**Data entries**
■ ■ ■ ■ ■ ■ ■

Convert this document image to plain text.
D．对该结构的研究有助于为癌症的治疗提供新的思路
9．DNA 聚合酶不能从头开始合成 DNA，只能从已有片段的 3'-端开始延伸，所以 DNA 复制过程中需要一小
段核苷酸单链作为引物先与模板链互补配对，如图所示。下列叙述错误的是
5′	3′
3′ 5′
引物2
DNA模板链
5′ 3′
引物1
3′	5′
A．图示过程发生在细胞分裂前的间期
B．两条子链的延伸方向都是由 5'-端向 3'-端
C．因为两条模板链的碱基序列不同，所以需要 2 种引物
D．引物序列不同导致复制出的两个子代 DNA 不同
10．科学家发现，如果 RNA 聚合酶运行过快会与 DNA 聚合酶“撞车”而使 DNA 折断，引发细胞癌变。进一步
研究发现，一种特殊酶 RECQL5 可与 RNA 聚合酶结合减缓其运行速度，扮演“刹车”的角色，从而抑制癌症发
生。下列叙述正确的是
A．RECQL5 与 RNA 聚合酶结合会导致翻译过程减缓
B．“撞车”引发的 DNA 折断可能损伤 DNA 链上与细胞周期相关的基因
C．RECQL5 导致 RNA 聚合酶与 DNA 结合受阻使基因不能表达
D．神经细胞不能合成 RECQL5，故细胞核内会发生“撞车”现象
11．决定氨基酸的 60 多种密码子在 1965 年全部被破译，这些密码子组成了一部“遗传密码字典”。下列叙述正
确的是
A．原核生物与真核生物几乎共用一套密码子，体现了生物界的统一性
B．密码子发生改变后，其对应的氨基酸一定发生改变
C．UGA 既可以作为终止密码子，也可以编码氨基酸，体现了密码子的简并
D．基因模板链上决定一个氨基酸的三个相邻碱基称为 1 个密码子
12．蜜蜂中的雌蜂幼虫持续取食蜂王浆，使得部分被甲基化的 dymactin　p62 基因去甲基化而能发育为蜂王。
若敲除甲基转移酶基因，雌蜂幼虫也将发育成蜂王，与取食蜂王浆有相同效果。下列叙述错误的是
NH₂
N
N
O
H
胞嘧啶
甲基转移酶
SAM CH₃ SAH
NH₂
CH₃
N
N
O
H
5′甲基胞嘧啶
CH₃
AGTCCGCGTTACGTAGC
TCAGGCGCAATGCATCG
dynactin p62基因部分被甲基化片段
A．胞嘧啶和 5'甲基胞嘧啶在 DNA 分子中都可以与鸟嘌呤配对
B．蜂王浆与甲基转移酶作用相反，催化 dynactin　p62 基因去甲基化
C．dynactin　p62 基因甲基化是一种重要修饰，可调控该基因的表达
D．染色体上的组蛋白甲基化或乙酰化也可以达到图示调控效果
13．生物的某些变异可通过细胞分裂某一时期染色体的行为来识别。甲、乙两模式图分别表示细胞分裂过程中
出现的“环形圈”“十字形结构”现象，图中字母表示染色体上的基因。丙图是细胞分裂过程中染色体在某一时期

■ ■ ■ ■ ■ ■ ■

**Job**
Reproduce the full listing exactly.

**Finished task**
Convert this document image to plain text.
D．对该结构的研究有助于为癌症的治疗提供新的思路
9．DNA 聚合酶不能从头开始合成 DNA，只能从已有片段的 3'-端开始延伸，所以 DNA 复制过程中需要一小
段核苷酸单链作为引物先与模板链互补配对，如图所示。下列叙述错误的是
5′	3′
3′ 5′
引物2
DNA模板链
5′ 3′
引物1
3′	5′
A．图示过程发生在细胞分裂前的间期
B．两条子链的延伸方向都是由 5'-端向 3'-端
C．因为两条模板链的碱基序列不同，所以需要 2 种引物
D．引物序列不同导致复制出的两个子代 DNA 不同
10．科学家发现，如果 RNA 聚合酶运行过快会与 DNA 聚合酶“撞车”而使 DNA 折断，引发细胞癌变。进一步
研究发现，一种特殊酶 RECQL5 可与 RNA 聚合酶结合减缓其运行速度，扮演“刹车”的角色，从而抑制癌症发
生。下列叙述正确的是
A．RECQL5 与 RNA 聚合酶结合会导致翻译过程减缓
B．“撞车”引发的 DNA 折断可能损伤 DNA 链上与细胞周期相关的基因
C．RECQL5 导致 RNA 聚合酶与 DNA 结合受阻使基因不能表达
D．神经细胞不能合成 RECQL5，故细胞核内会发生“撞车”现象
11．决定氨基酸的 60 多种密码子在 1965 年全部被破译，这些密码子组成了一部“遗传密码字典”。下列叙述正
确的是
A．原核生物与真核生物几乎共用一套密码子，体现了生物界的统一性
B．密码子发生改变后，其对应的氨基酸一定发生改变
C．UGA 既可以作为终止密码子，也可以编码氨基酸，体现了密码子的简并
D．基因模板链上决定一个氨基酸的三个相邻碱基称为 1 个密码子
12．蜜蜂中的雌蜂幼虫持续取食蜂王浆，使得部分被甲基化的 dymactin　p62 基因去甲基化而能发育为蜂王。
若敲除甲基转移酶基因，雌蜂幼虫也将发育成蜂王，与取食蜂王浆有相同效果。下列叙述错误的是
NH₂
N
N
O
H
胞嘧啶
甲基转移酶
SAM CH₃ SAH
NH₂
CH₃
N
N
O
H
5′甲基胞嘧啶
CH₃
AGTCCGCGTTACGTAGC
TCAGGCGCAATGCATCG
dynactin p62基因部分被甲基化片段
A．胞嘧啶和 5'甲基胞嘧啶在 DNA 分子中都可以与鸟嘌呤配对
B．蜂王浆与甲基转移酶作用相反，催化 dynactin　p62 基因去甲基化
C．dynactin　p62 基因甲基化是一种重要修饰，可调控该基因的表达
D．染色体上的组蛋白甲基化或乙酰化也可以达到图示调控效果
13．生物的某些变异可通过细胞分裂某一时期染色体的行为来识别。甲、乙两模式图分别表示细胞分裂过程中
出现的“环形圈”“十字形结构”现象，图中字母表示染色体上的基因。丙图是细胞分裂过程中染色体在某一时期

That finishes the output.